Give every line again exactly as it appears, please, but not the pictures.

• [Excerpted records]
————

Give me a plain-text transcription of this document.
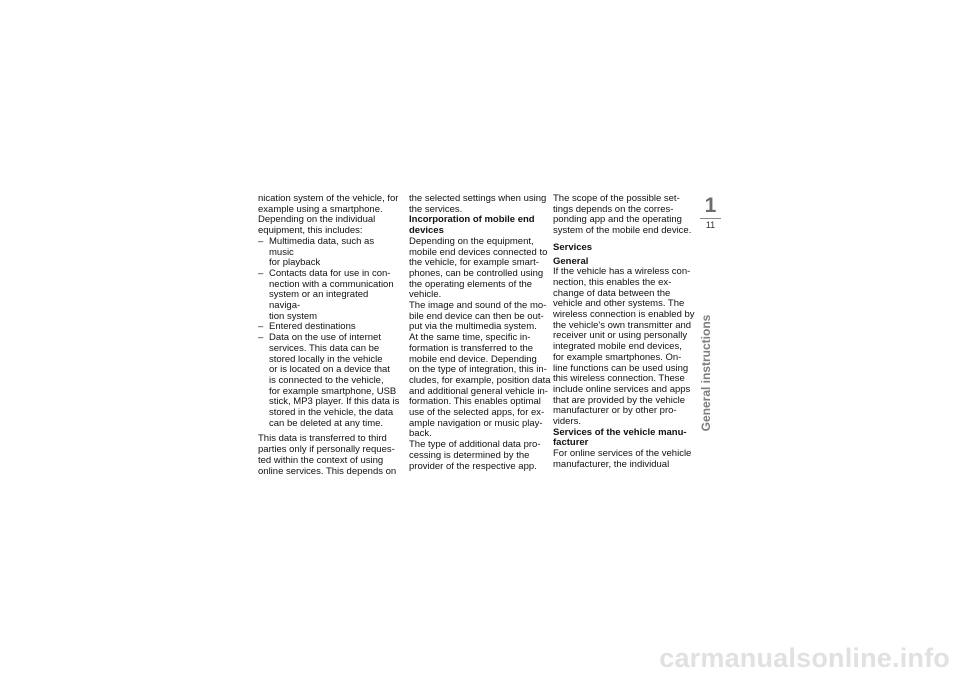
nication system of the vehicle, for

example using a smartphone.

Depending on the individual

equipment, this includes:

– Multimedia data, such as music

for playback

– Contacts data for use in con-

nection with a communication

system or an integrated naviga-

tion system

– Entered destinations

– Data on the use of internet

services. This data can be

stored locally in the vehicle

or is located on a device that

is connected to the vehicle,

for example smartphone, USB

stick, MP3 player. If this data is

stored in the vehicle, the data

can be deleted at any time.

This data is transferred to third

parties only if personally reques-

ted within the context of using

online services. This depends on

the selected settings when using

the services.

Incorporation of mobile end
devices

Depending on the equipment,

mobile end devices connected to

the vehicle, for example smart-

phones, can be controlled using

the operating elements of the

vehicle.

The image and sound of the mo-

bile end device can then be out-

put via the multimedia system.

At the same time, specific in-

formation is transferred to the

mobile end device. Depending

on the type of integration, this in-

cludes, for example, position data

and additional general vehicle in-

formation. This enables optimal

use of the selected apps, for ex-

ample navigation or music play-

back.

The type of additional data pro-

cessing is determined by the

provider of the respective app.

The scope of the possible set-

tings depends on the corres-

ponding app and the operating

system of the mobile end device.

Services
General

If the vehicle has a wireless con-

nection, this enables the ex-

change of data between the

vehicle and other systems. The

wireless connection is enabled by

the vehicle's own transmitter and

receiver unit or using personally

integrated mobile end devices,

for example smartphones. On-

line functions can be used using

this wireless connection. These

include online services and apps

that are provided by the vehicle

manufacturer or by other pro-

viders.

Services of the vehicle manu-
facturer

For online services of the vehicle

manufacturer, the individual

1
11
General instructions
carmanualsonline.info
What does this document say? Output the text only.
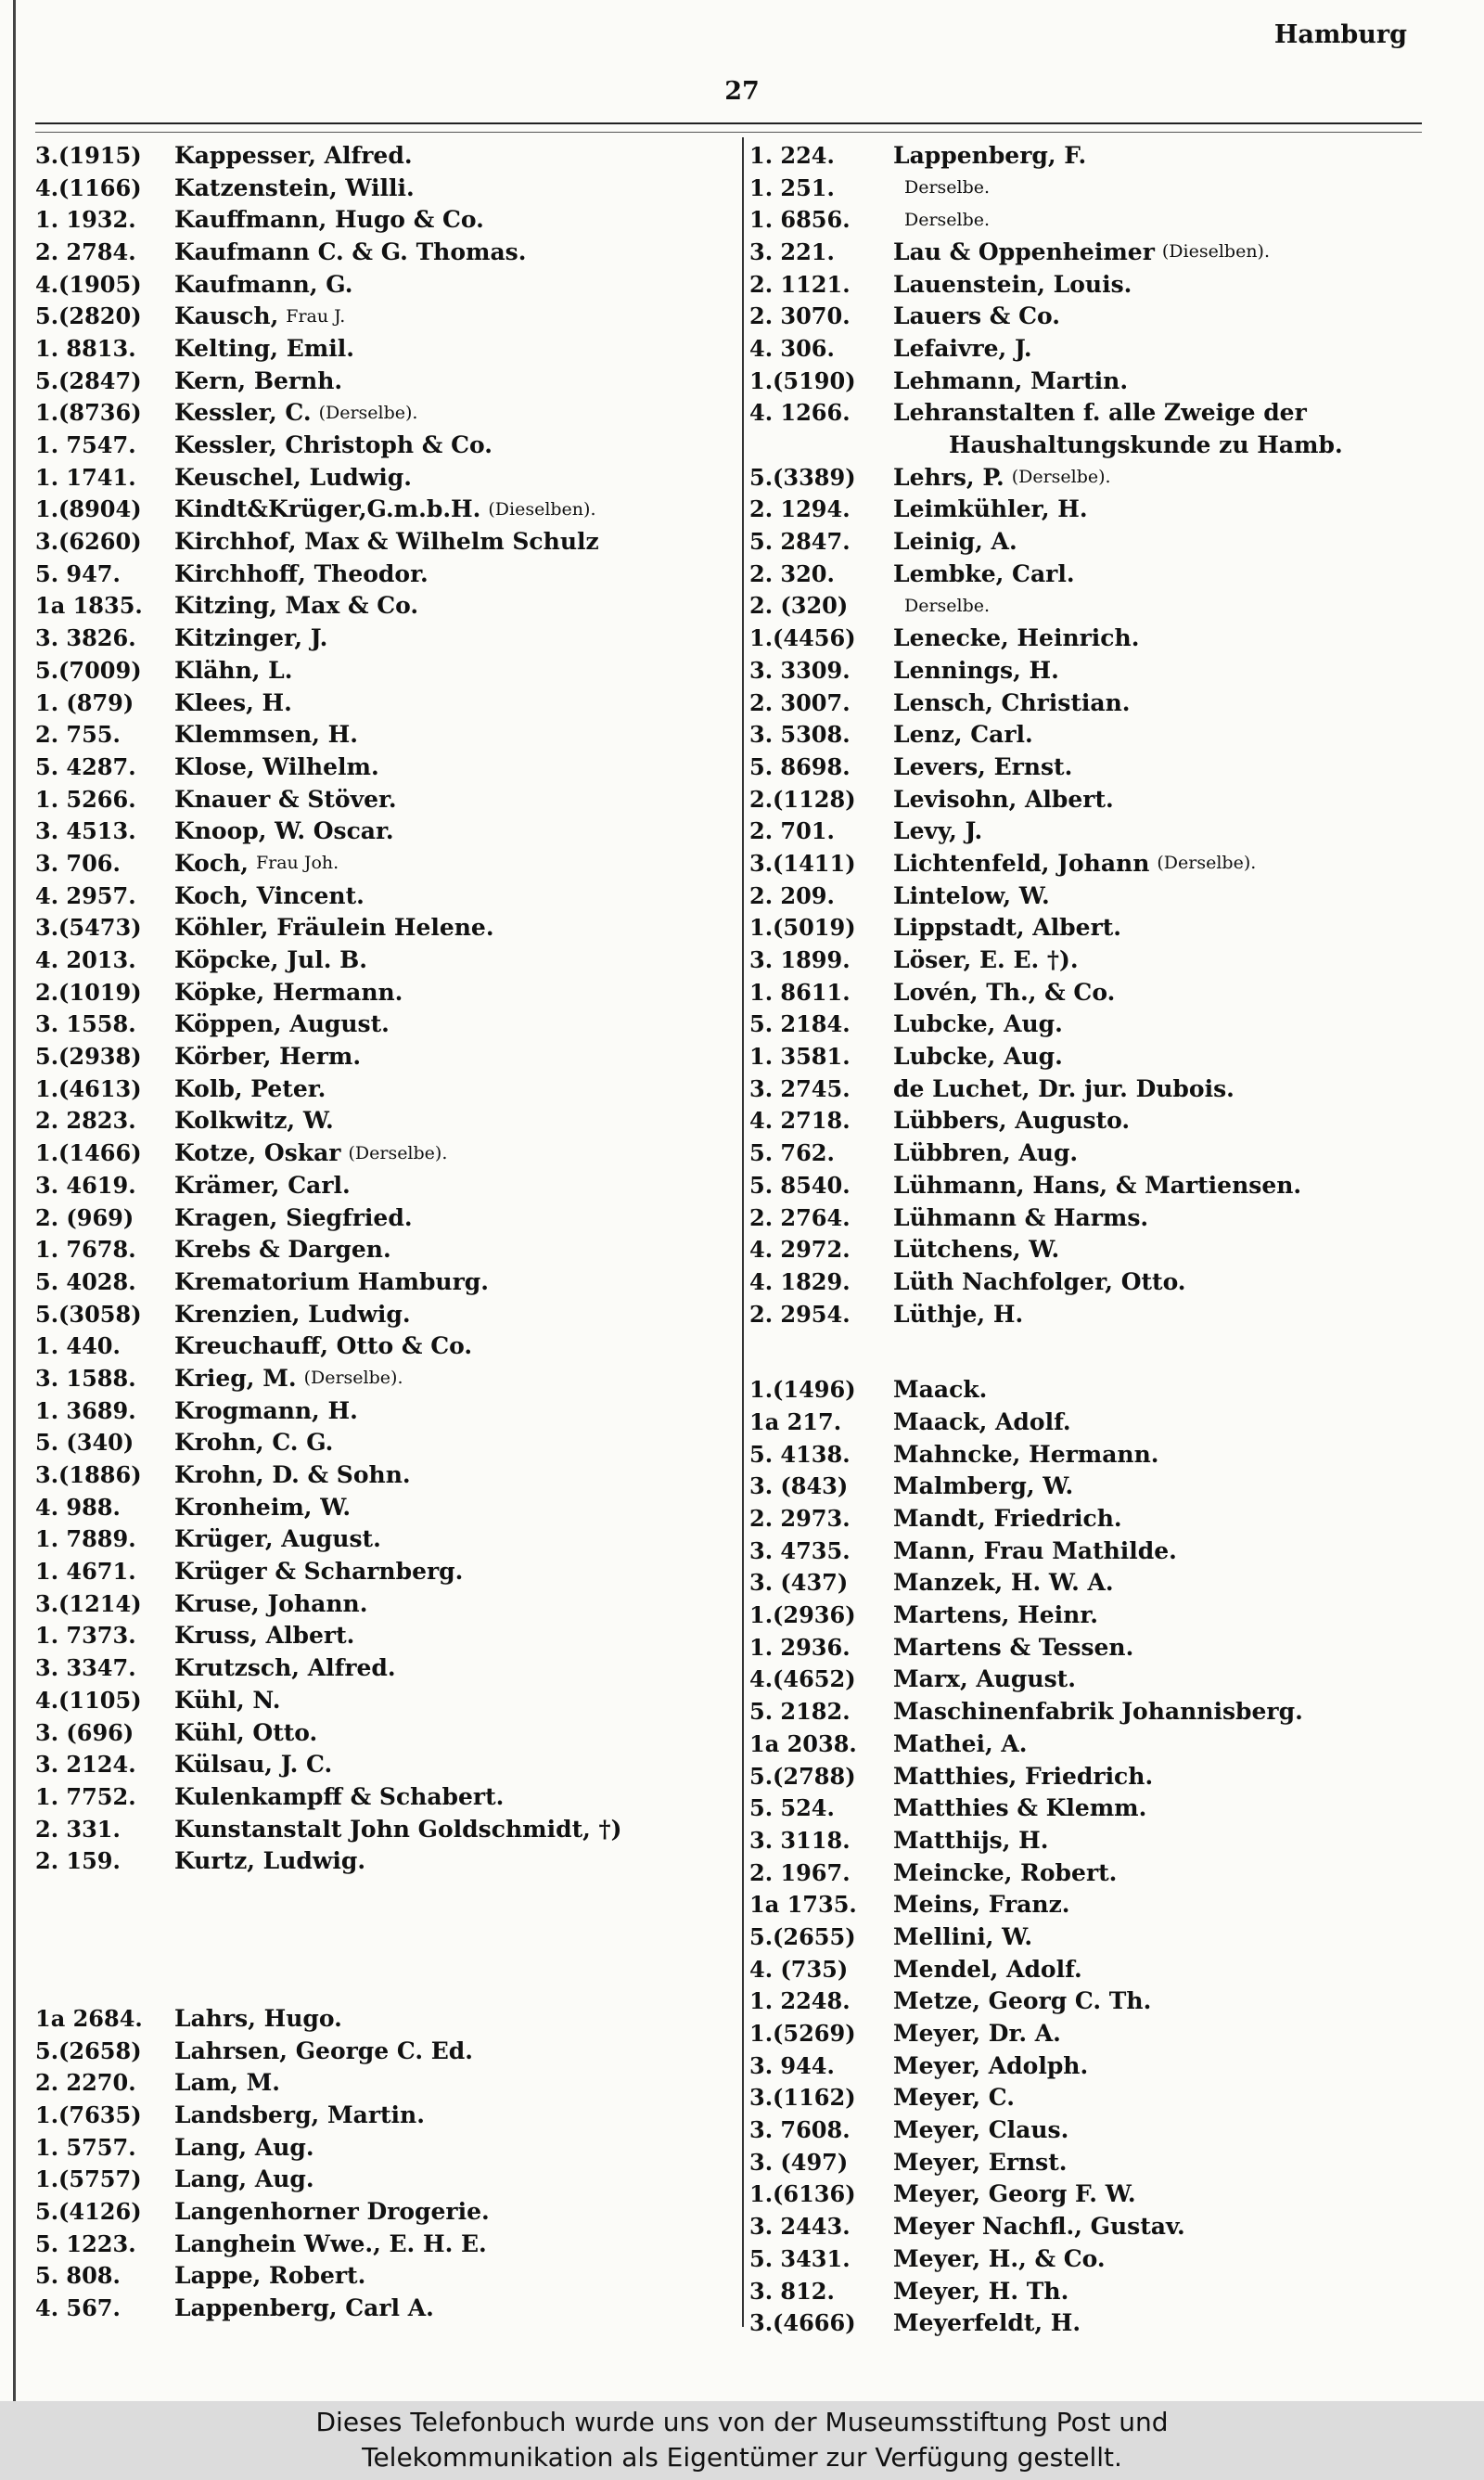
Hamburg
27
3.(1915)	Kappesser, Alfred.
4.(1166)	Katzenstein, Willi.
1. 1932.	Kauffmann, Hugo & Co.
2. 2784.	Kaufmann C. & G. Thomas.
4.(1905)	Kaufmann, G.
5.(2820)	Kausch, Frau J.
1. 8813.	Kelting, Emil.
5.(2847)	Kern, Bernh.
1.(8736)	Kessler, C. (Derselbe).
1. 7547.	Kessler, Christoph & Co.
1. 1741.	Keuschel, Ludwig.
1.(8904)	Kindt&Krüger,G.m.b.H. (Dieselben).
3.(6260)	Kirchhof, Max & Wilhelm Schulz
5. 947.	Kirchhoff, Theodor.
1a 1835.	Kitzing, Max & Co.
3. 3826.	Kitzinger, J.
5.(7009)	Klähn, L.
1. (879)	Klees, H.
2. 755.	Klemmsen, H.
5. 4287.	Klose, Wilhelm.
1. 5266.	Knauer & Stöver.
3. 4513.	Knoop, W. Oscar.
3. 706.	Koch, Frau Joh.
4. 2957.	Koch, Vincent.
3.(5473)	Köhler, Fräulein Helene.
4. 2013.	Köpcke, Jul. B.
2.(1019)	Köpke, Hermann.
3. 1558.	Köppen, August.
5.(2938)	Körber, Herm.
1.(4613)	Kolb, Peter.
2. 2823.	Kolkwitz, W.
1.(1466)	Kotze, Oskar (Derselbe).
3. 4619.	Krämer, Carl.
2. (969)	Kragen, Siegfried.
1. 7678.	Krebs & Dargen.
5. 4028.	Krematorium Hamburg.
5.(3058)	Krenzien, Ludwig.
1. 440.	Kreuchauff, Otto & Co.
3. 1588.	Krieg, M. (Derselbe).
1. 3689.	Krogmann, H.
5. (340)	Krohn, C. G.
3.(1886)	Krohn, D. & Sohn.
4. 988.	Kronheim, W.
1. 7889.	Krüger, August.
1. 4671.	Krüger & Scharnberg.
3.(1214)	Kruse, Johann.
1. 7373.	Kruss, Albert.
3. 3347.	Krutzsch, Alfred.
4.(1105)	Kühl, N.
3. (696)	Kühl, Otto.
3. 2124.	Külsau, J. C.
1. 7752.	Kulenkampff & Schabert.
2. 331.	Kunstanstalt John Goldschmidt, †)
2. 159.	Kurtz, Ludwig.
1a 2684.	Lahrs, Hugo.
5.(2658)	Lahrsen, George C. Ed.
2. 2270.	Lam, M.
1.(7635)	Landsberg, Martin.
1. 5757.	Lang, Aug.
1.(5757)	Lang, Aug.
5.(4126)	Langenhorner Drogerie.
5. 1223.	Langhein Wwe., E. H. E.
5. 808.	Lappe, Robert.
4. 567.	Lappenberg, Carl A.
1. 224.	Lappenberg, F.
1. 251.	Derselbe.
1. 6856.	Derselbe.
3. 221.	Lau & Oppenheimer (Dieselben).
2. 1121.	Lauenstein, Louis.
2. 3070.	Lauers & Co.
4. 306.	Lefaivre, J.
1.(5190)	Lehmann, Martin.
4. 1266.	Lehranstalten f. alle Zweige der
Haushaltungskunde zu Hamb.
5.(3389)	Lehrs, P. (Derselbe).
2. 1294.	Leimkühler, H.
5. 2847.	Leinig, A.
2. 320.	Lembke, Carl.
2. (320)	Derselbe.
1.(4456)	Lenecke, Heinrich.
3. 3309.	Lennings, H.
2. 3007.	Lensch, Christian.
3. 5308.	Lenz, Carl.
5. 8698.	Levers, Ernst.
2.(1128)	Levisohn, Albert.
2. 701.	Levy, J.
3.(1411)	Lichtenfeld, Johann (Derselbe).
2. 209.	Lintelow, W.
1.(5019)	Lippstadt, Albert.
3. 1899.	Löser, E. E. †).
1. 8611.	Lovén, Th., & Co.
5. 2184.	Lubcke, Aug.
1. 3581.	Lubcke, Aug.
3. 2745.	de Luchet, Dr. jur. Dubois.
4. 2718.	Lübbers, Augusto.
5. 762.	Lübbren, Aug.
5. 8540.	Lühmann, Hans, & Martiensen.
2. 2764.	Lühmann & Harms.
4. 2972.	Lütchens, W.
4. 1829.	Lüth Nachfolger, Otto.
2. 2954.	Lüthje, H.
1.(1496)	Maack.
1a 217.	Maack, Adolf.
5. 4138.	Mahncke, Hermann.
3. (843)	Malmberg, W.
2. 2973.	Mandt, Friedrich.
3. 4735.	Mann, Frau Mathilde.
3. (437)	Manzek, H. W. A.
1.(2936)	Martens, Heinr.
1. 2936.	Martens & Tessen.
4.(4652)	Marx, August.
5. 2182.	Maschinenfabrik Johannisberg.
1a 2038.	Mathei, A.
5.(2788)	Matthies, Friedrich.
5. 524.	Matthies & Klemm.
3. 3118.	Matthijs, H.
2. 1967.	Meincke, Robert.
1a 1735.	Meins, Franz.
5.(2655)	Mellini, W.
4. (735)	Mendel, Adolf.
1. 2248.	Metze, Georg C. Th.
1.(5269)	Meyer, Dr. A.
3. 944.	Meyer, Adolph.
3.(1162)	Meyer, C.
3. 7608.	Meyer, Claus.
3. (497)	Meyer, Ernst.
1.(6136)	Meyer, Georg F. W.
3. 2443.	Meyer Nachfl., Gustav.
5. 3431.	Meyer, H., & Co.
3. 812.	Meyer, H. Th.
3.(4666)	Meyerfeldt, H.
Dieses Telefonbuch wurde uns von der Museumsstiftung Post und
Telekommunikation als Eigentümer zur Verfügung gestellt.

————

• [Answer below]
Give me a plain-text transcription of this document.
nication system of the vehicle, for

example using a smartphone.

Depending on the individual

equipment, this includes:

– Multimedia data, such as music

for playback

– Contacts data for use in con-

nection with a communication

system or an integrated naviga-

tion system

– Entered destinations

– Data on the use of internet

services. This data can be

stored locally in the vehicle

or is located on a device that

is connected to the vehicle,

for example smartphone, USB

stick, MP3 player. If this data is

stored in the vehicle, the data

can be deleted at any time.

This data is transferred to third

parties only if personally reques-

ted within the context of using

online services. This depends on

the selected settings when using

the services.

Incorporation of mobile end
devices

Depending on the equipment,

mobile end devices connected to

the vehicle, for example smart-

phones, can be controlled using

the operating elements of the

vehicle.

The image and sound of the mo-

bile end device can then be out-

put via the multimedia system.

At the same time, specific in-

formation is transferred to the

mobile end device. Depending

on the type of integration, this in-

cludes, for example, position data

and additional general vehicle in-

formation. This enables optimal

use of the selected apps, for ex-

ample navigation or music play-

back.

The type of additional data pro-

cessing is determined by the

provider of the respective app.

The scope of the possible set-

tings depends on the corres-

ponding app and the operating

system of the mobile end device.

Services
General

If the vehicle has a wireless con-

nection, this enables the ex-

change of data between the

vehicle and other systems. The

wireless connection is enabled by

the vehicle's own transmitter and

receiver unit or using personally

integrated mobile end devices,

for example smartphones. On-

line functions can be used using

this wireless connection. These

include online services and apps

that are provided by the vehicle

manufacturer or by other pro-

viders.

Services of the vehicle manu-
facturer

For online services of the vehicle

manufacturer, the individual

1
11
General instructions
carmanualsonline.info
What does this document say? Output the text only.
Hamburg
27
3.(1915)	Kappesser, Alfred.
4.(1166)	Katzenstein, Willi.
1. 1932.	Kauffmann, Hugo & Co.
2. 2784.	Kaufmann C. & G. Thomas.
4.(1905)	Kaufmann, G.
5.(2820)	Kausch, Frau J.
1. 8813.	Kelting, Emil.
5.(2847)	Kern, Bernh.
1.(8736)	Kessler, C. (Derselbe).
1. 7547.	Kessler, Christoph & Co.
1. 1741.	Keuschel, Ludwig.
1.(8904)	Kindt&Krüger,G.m.b.H. (Dieselben).
3.(6260)	Kirchhof, Max & Wilhelm Schulz
5. 947.	Kirchhoff, Theodor.
1a 1835.	Kitzing, Max & Co.
3. 3826.	Kitzinger, J.
5.(7009)	Klähn, L.
1. (879)	Klees, H.
2. 755.	Klemmsen, H.
5. 4287.	Klose, Wilhelm.
1. 5266.	Knauer & Stöver.
3. 4513.	Knoop, W. Oscar.
3. 706.	Koch, Frau Joh.
4. 2957.	Koch, Vincent.
3.(5473)	Köhler, Fräulein Helene.
4. 2013.	Köpcke, Jul. B.
2.(1019)	Köpke, Hermann.
3. 1558.	Köppen, August.
5.(2938)	Körber, Herm.
1.(4613)	Kolb, Peter.
2. 2823.	Kolkwitz, W.
1.(1466)	Kotze, Oskar (Derselbe).
3. 4619.	Krämer, Carl.
2. (969)	Kragen, Siegfried.
1. 7678.	Krebs & Dargen.
5. 4028.	Krematorium Hamburg.
5.(3058)	Krenzien, Ludwig.
1. 440.	Kreuchauff, Otto & Co.
3. 1588.	Krieg, M. (Derselbe).
1. 3689.	Krogmann, H.
5. (340)	Krohn, C. G.
3.(1886)	Krohn, D. & Sohn.
4. 988.	Kronheim, W.
1. 7889.	Krüger, August.
1. 4671.	Krüger & Scharnberg.
3.(1214)	Kruse, Johann.
1. 7373.	Kruss, Albert.
3. 3347.	Krutzsch, Alfred.
4.(1105)	Kühl, N.
3. (696)	Kühl, Otto.
3. 2124.	Külsau, J. C.
1. 7752.	Kulenkampff & Schabert.
2. 331.	Kunstanstalt John Goldschmidt, †)
2. 159.	Kurtz, Ludwig.
1a 2684.	Lahrs, Hugo.
5.(2658)	Lahrsen, George C. Ed.
2. 2270.	Lam, M.
1.(7635)	Landsberg, Martin.
1. 5757.	Lang, Aug.
1.(5757)	Lang, Aug.
5.(4126)	Langenhorner Drogerie.
5. 1223.	Langhein Wwe., E. H. E.
5. 808.	Lappe, Robert.
4. 567.	Lappenberg, Carl A.
1. 224.	Lappenberg, F.
1. 251.	Derselbe.
1. 6856.	Derselbe.
3. 221.	Lau & Oppenheimer (Dieselben).
2. 1121.	Lauenstein, Louis.
2. 3070.	Lauers & Co.
4. 306.	Lefaivre, J.
1.(5190)	Lehmann, Martin.
4. 1266.	Lehranstalten f. alle Zweige der
Haushaltungskunde zu Hamb.
5.(3389)	Lehrs, P. (Derselbe).
2. 1294.	Leimkühler, H.
5. 2847.	Leinig, A.
2. 320.	Lembke, Carl.
2. (320)	Derselbe.
1.(4456)	Lenecke, Heinrich.
3. 3309.	Lennings, H.
2. 3007.	Lensch, Christian.
3. 5308.	Lenz, Carl.
5. 8698.	Levers, Ernst.
2.(1128)	Levisohn, Albert.
2. 701.	Levy, J.
3.(1411)	Lichtenfeld, Johann (Derselbe).
2. 209.	Lintelow, W.
1.(5019)	Lippstadt, Albert.
3. 1899.	Löser, E. E. †).
1. 8611.	Lovén, Th., & Co.
5. 2184.	Lubcke, Aug.
1. 3581.	Lubcke, Aug.
3. 2745.	de Luchet, Dr. jur. Dubois.
4. 2718.	Lübbers, Augusto.
5. 762.	Lübbren, Aug.
5. 8540.	Lühmann, Hans, & Martiensen.
2. 2764.	Lühmann & Harms.
4. 2972.	Lütchens, W.
4. 1829.	Lüth Nachfolger, Otto.
2. 2954.	Lüthje, H.
1.(1496)	Maack.
1a 217.	Maack, Adolf.
5. 4138.	Mahncke, Hermann.
3. (843)	Malmberg, W.
2. 2973.	Mandt, Friedrich.
3. 4735.	Mann, Frau Mathilde.
3. (437)	Manzek, H. W. A.
1.(2936)	Martens, Heinr.
1. 2936.	Martens & Tessen.
4.(4652)	Marx, August.
5. 2182.	Maschinenfabrik Johannisberg.
1a 2038.	Mathei, A.
5.(2788)	Matthies, Friedrich.
5. 524.	Matthies & Klemm.
3. 3118.	Matthijs, H.
2. 1967.	Meincke, Robert.
1a 1735.	Meins, Franz.
5.(2655)	Mellini, W.
4. (735)	Mendel, Adolf.
1. 2248.	Metze, Georg C. Th.
1.(5269)	Meyer, Dr. A.
3. 944.	Meyer, Adolph.
3.(1162)	Meyer, C.
3. 7608.	Meyer, Claus.
3. (497)	Meyer, Ernst.
1.(6136)	Meyer, Georg F. W.
3. 2443.	Meyer Nachfl., Gustav.
5. 3431.	Meyer, H., & Co.
3. 812.	Meyer, H. Th.
3.(4666)	Meyerfeldt, H.
Dieses Telefonbuch wurde uns von der Museumsstiftung Post und
Telekommunikation als Eigentümer zur Verfügung gestellt.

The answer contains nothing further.